■ **Entries with figure data**:
□ □ □ □ □
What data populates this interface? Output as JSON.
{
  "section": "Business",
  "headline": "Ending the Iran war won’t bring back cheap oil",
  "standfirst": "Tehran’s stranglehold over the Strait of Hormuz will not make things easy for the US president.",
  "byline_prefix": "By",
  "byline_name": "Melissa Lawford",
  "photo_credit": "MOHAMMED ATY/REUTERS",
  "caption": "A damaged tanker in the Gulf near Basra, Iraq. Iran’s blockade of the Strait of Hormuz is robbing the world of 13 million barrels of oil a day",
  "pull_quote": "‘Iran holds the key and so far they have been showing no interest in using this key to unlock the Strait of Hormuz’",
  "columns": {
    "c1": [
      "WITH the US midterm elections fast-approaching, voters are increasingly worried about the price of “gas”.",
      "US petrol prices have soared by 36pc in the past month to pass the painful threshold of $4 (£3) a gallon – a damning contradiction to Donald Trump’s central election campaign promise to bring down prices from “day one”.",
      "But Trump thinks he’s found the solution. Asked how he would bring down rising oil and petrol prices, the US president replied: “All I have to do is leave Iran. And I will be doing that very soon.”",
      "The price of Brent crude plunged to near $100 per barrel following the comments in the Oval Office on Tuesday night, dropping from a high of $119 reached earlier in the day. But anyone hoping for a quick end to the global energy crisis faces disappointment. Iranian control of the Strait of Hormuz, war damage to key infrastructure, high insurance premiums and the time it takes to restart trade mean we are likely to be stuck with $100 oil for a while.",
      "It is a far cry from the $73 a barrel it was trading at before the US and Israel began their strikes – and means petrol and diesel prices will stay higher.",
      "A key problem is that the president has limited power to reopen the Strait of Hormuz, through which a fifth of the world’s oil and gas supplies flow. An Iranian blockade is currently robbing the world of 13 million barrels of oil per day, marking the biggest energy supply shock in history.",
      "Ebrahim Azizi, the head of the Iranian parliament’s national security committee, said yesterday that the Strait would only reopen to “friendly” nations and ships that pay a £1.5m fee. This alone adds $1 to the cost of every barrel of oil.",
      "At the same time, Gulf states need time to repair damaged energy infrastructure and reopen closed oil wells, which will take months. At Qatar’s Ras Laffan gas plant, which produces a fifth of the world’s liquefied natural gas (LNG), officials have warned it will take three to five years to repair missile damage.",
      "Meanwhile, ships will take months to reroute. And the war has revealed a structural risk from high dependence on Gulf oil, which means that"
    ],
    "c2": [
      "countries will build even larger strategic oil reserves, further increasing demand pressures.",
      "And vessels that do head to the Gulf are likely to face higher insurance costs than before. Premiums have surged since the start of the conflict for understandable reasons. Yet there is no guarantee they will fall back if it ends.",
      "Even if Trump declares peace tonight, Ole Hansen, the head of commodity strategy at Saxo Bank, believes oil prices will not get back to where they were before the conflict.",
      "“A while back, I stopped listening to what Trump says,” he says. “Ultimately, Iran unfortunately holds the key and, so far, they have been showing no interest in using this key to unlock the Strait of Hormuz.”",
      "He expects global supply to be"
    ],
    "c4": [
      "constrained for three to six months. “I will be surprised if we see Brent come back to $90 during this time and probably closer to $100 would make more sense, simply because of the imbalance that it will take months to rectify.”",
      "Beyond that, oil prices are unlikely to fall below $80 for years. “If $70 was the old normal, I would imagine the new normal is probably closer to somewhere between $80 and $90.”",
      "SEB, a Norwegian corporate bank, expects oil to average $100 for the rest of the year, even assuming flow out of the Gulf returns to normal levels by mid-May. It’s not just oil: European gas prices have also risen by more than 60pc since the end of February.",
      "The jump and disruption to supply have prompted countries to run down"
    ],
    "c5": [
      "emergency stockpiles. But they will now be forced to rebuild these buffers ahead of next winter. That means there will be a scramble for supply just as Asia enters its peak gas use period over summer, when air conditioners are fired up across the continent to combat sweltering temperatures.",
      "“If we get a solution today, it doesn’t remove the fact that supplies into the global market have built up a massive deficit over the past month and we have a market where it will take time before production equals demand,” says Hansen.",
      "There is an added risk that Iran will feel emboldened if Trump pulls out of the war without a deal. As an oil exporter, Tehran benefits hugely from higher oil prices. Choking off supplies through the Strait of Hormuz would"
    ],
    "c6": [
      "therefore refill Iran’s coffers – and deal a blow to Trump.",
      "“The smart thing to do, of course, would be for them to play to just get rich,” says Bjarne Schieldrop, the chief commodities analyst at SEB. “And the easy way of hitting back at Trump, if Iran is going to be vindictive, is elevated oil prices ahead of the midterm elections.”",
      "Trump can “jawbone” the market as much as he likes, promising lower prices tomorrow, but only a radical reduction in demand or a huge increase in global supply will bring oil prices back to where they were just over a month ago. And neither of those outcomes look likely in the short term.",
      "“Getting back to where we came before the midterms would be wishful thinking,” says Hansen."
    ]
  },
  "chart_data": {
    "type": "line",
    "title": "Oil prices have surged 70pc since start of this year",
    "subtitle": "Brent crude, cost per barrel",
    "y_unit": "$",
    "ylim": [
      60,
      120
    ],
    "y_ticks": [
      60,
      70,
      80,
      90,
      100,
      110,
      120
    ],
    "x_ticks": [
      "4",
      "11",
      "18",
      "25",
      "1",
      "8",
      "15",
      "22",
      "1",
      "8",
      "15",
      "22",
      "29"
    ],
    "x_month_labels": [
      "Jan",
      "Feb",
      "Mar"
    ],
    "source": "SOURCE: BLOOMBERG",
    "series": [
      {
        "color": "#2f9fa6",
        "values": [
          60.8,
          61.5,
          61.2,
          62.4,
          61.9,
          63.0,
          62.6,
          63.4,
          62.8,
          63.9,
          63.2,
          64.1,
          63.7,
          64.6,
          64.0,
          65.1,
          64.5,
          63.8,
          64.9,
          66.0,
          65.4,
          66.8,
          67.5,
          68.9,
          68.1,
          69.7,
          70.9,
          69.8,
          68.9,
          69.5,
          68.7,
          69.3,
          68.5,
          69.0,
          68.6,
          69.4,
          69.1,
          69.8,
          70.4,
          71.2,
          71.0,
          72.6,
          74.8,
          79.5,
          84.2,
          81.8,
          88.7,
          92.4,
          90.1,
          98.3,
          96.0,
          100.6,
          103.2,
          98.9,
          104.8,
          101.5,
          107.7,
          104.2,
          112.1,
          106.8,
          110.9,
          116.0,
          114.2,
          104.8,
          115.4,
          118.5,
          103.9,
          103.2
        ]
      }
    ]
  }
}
□ □ □ □ □
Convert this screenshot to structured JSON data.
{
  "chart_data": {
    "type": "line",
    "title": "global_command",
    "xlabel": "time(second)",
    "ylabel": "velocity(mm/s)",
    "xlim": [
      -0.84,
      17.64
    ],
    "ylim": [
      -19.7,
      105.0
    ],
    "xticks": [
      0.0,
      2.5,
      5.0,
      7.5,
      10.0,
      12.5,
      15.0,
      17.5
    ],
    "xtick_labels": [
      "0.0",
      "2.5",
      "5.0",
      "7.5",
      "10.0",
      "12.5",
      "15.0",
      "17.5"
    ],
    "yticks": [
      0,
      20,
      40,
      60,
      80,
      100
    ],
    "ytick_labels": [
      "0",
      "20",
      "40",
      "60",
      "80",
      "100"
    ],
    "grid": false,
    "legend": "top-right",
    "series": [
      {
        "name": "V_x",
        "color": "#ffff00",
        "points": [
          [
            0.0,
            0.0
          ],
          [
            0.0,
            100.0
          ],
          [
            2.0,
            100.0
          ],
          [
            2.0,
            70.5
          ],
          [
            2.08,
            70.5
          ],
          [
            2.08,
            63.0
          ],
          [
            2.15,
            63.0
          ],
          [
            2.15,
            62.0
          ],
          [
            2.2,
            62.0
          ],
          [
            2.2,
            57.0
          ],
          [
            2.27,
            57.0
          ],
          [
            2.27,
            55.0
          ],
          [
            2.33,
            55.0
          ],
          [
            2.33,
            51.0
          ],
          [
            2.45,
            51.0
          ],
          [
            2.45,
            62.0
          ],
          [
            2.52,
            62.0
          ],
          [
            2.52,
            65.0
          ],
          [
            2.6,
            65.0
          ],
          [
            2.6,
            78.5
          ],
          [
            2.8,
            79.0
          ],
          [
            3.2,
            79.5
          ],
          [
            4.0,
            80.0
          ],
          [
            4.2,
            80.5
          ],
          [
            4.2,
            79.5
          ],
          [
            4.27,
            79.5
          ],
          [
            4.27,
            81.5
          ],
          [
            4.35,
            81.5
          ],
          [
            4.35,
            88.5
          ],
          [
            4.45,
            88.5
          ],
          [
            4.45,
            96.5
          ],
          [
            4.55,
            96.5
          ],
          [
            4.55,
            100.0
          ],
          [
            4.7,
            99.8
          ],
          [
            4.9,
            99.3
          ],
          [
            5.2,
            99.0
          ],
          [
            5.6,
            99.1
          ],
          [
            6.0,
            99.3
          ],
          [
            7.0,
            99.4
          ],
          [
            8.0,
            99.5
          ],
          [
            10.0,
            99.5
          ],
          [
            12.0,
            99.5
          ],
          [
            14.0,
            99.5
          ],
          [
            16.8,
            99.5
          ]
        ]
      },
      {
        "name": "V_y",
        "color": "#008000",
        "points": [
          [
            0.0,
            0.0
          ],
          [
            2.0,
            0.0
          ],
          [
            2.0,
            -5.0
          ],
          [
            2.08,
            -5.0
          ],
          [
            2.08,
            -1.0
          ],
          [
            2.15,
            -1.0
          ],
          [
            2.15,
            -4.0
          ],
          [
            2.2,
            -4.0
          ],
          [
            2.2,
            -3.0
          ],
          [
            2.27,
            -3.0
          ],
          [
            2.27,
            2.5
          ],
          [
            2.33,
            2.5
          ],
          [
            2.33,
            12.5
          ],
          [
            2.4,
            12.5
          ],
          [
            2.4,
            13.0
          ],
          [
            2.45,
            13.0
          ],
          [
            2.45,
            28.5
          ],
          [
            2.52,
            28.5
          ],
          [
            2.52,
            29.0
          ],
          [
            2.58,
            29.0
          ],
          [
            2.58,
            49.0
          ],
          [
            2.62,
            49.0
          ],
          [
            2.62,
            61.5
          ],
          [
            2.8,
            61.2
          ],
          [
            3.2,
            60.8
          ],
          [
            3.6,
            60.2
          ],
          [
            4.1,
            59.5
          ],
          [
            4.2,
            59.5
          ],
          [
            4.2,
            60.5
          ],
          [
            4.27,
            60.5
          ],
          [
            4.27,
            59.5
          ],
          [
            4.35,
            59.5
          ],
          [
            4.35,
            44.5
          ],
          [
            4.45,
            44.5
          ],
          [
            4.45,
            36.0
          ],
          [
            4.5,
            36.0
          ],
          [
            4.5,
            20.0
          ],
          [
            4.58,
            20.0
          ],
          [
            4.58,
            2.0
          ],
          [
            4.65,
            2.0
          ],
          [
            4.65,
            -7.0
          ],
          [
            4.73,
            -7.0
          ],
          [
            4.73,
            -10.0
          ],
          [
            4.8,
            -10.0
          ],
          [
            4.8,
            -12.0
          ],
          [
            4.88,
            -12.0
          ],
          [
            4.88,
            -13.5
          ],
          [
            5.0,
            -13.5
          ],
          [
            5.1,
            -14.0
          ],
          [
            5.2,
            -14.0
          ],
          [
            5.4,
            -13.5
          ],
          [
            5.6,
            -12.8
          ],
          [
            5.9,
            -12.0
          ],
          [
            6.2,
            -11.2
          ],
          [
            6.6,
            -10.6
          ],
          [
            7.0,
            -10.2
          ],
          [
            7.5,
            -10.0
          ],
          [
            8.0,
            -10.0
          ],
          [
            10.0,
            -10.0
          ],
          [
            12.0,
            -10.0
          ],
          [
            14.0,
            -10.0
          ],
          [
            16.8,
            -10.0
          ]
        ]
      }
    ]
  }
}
□ □ □ □ □
■ **Task brief**: Copy all the lines above that hold the string "they".

■ **Completed task**:
  "pull_quote": "‘Iran holds the key and so far they have been showing no interest in using this key to unlock the Strait of Hormuz’",
      "And vessels that do head to the Gulf are likely to face higher insurance costs than before. Premiums have surged since the start of the conflict for understandable reasons. Yet there is no guarantee they will fall back if it ends.",
      "Even if Trump declares peace tonight, Ole Hansen, the head of commodity strategy at Saxo Bank, believes oil prices will not get back to where they were before the conflict.",
      "“A while back, I stopped listening to what Trump says,” he says. “Ultimately, Iran unfortunately holds the key and, so far, they have been showing no interest in using this key to unlock the Strait of Hormuz.”",
      "emergency stockpiles. But they will now be forced to rebuild these buffers ahead of next winter. That means there will be a scramble for supply just as Asia enters its peak gas use period over summer, when air conditioners are fired up across the continent to combat sweltering temperatures.",
      "Trump can “jawbone” the market as much as he likes, promising lower prices tomorrow, but only a radical reduction in demand or a huge increase in global supply will bring oil prices back to where they were just over a month ago. And neither of those outcomes look likely in the short term.",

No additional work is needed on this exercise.